[Extracted records]

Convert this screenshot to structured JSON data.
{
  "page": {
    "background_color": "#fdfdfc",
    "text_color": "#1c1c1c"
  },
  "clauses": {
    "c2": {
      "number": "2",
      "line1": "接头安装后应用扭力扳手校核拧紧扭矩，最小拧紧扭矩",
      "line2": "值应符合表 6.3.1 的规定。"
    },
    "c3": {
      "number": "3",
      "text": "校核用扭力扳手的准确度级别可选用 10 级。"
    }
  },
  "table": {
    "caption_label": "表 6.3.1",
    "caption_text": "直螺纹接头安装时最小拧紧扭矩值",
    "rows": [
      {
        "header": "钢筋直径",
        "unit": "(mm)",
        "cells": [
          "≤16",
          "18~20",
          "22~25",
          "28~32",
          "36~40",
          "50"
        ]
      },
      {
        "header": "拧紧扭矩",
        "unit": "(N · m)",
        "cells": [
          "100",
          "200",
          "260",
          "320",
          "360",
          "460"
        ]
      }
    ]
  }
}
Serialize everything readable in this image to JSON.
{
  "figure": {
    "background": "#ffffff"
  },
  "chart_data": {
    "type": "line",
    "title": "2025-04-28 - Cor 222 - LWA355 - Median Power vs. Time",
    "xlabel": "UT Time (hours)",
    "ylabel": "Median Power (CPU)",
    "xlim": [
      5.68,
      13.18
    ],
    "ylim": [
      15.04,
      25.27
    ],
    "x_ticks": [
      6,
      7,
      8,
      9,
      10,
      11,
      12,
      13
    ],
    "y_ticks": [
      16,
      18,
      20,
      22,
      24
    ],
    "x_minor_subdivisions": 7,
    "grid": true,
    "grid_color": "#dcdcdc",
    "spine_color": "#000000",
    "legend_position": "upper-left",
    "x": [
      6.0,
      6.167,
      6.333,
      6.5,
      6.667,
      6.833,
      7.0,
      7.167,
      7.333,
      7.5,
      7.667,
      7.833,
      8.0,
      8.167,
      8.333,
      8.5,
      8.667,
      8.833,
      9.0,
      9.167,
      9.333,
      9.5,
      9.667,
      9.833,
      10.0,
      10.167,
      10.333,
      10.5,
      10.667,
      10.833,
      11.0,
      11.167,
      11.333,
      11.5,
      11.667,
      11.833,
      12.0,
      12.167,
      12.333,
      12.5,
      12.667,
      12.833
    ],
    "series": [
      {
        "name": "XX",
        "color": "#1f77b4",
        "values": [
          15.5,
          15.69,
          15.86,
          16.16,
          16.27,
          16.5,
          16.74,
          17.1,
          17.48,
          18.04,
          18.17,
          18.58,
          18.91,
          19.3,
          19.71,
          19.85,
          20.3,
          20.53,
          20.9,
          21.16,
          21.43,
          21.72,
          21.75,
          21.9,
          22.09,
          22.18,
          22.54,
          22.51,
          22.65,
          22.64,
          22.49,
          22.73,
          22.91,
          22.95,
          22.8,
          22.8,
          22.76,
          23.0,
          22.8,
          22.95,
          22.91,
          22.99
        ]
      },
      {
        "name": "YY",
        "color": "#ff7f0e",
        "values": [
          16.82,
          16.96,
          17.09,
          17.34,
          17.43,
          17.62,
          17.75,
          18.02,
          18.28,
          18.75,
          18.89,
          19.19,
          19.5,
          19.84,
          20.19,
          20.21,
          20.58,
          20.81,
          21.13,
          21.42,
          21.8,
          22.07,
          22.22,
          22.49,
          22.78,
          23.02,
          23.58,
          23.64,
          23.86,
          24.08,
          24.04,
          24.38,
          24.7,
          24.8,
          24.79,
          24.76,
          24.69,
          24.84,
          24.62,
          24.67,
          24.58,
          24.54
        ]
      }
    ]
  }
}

Do this
Exactly as written, please output every entry.

Expected answer
Convert this screenshot to structured JSON data.
{
  "page": {
    "background_color": "#fdfdfc",
    "text_color": "#1c1c1c"
  },
  "clauses": {
    "c2": {
      "number": "2",
      "line1": "接头安装后应用扭力扳手校核拧紧扭矩，最小拧紧扭矩",
      "line2": "值应符合表 6.3.1 的规定。"
    },
    "c3": {
      "number": "3",
      "text": "校核用扭力扳手的准确度级别可选用 10 级。"
    }
  },
  "table": {
    "caption_label": "表 6.3.1",
    "caption_text": "直螺纹接头安装时最小拧紧扭矩值",
    "rows": [
      {
        "header": "钢筋直径",
        "unit": "(mm)",
        "cells": [
          "≤16",
          "18~20",
          "22~25",
          "28~32",
          "36~40",
          "50"
        ]
      },
      {
        "header": "拧紧扭矩",
        "unit": "(N · m)",
        "cells": [
          "100",
          "200",
          "260",
          "320",
          "360",
          "460"
        ]
      }
    ]
  }
}
Serialize everything readable in this image to JSON.
{
  "figure": {
    "background": "#ffffff"
  },
  "chart_data": {
    "type": "line",
    "title": "2025-04-28 - Cor 222 - LWA355 - Median Power vs. Time",
    "xlabel": "UT Time (hours)",
    "ylabel": "Median Power (CPU)",
    "xlim": [
      5.68,
      13.18
    ],
    "ylim": [
      15.04,
      25.27
    ],
    "x_ticks": [
      6,
      7,
      8,
      9,
      10,
      11,
      12,
      13
    ],
    "y_ticks": [
      16,
      18,
      20,
      22,
      24
    ],
    "x_minor_subdivisions": 7,
    "grid": true,
    "grid_color": "#dcdcdc",
    "spine_color": "#000000",
    "legend_position": "upper-left",
    "x": [
      6.0,
      6.167,
      6.333,
      6.5,
      6.667,
      6.833,
      7.0,
      7.167,
      7.333,
      7.5,
      7.667,
      7.833,
      8.0,
      8.167,
      8.333,
      8.5,
      8.667,
      8.833,
      9.0,
      9.167,
      9.333,
      9.5,
      9.667,
      9.833,
      10.0,
      10.167,
      10.333,
      10.5,
      10.667,
      10.833,
      11.0,
      11.167,
      11.333,
      11.5,
      11.667,
      11.833,
      12.0,
      12.167,
      12.333,
      12.5,
      12.667,
      12.833
    ],
    "series": [
      {
        "name": "XX",
        "color": "#1f77b4",
        "values": [
          15.5,
          15.69,
          15.86,
          16.16,
          16.27,
          16.5,
          16.74,
          17.1,
          17.48,
          18.04,
          18.17,
          18.58,
          18.91,
          19.3,
          19.71,
          19.85,
          20.3,
          20.53,
          20.9,
          21.16,
          21.43,
          21.72,
          21.75,
          21.9,
          22.09,
          22.18,
          22.54,
          22.51,
          22.65,
          22.64,
          22.49,
          22.73,
          22.91,
          22.95,
          22.8,
          22.8,
          22.76,
          23.0,
          22.8,
          22.95,
          22.91,
          22.99
        ]
      },
      {
        "name": "YY",
        "color": "#ff7f0e",
        "values": [
          16.82,
          16.96,
          17.09,
          17.34,
          17.43,
          17.62,
          17.75,
          18.02,
          18.28,
          18.75,
          18.89,
          19.19,
          19.5,
          19.84,
          20.19,
          20.21,
          20.58,
          20.81,
          21.13,
          21.42,
          21.8,
          22.07,
          22.22,
          22.49,
          22.78,
          23.02,
          23.58,
          23.64,
          23.86,
          24.08,
          24.04,
          24.38,
          24.7,
          24.8,
          24.79,
          24.76,
          24.69,
          24.84,
          24.62,
          24.67,
          24.58,
          24.54
        ]
      }
    ]
  }
}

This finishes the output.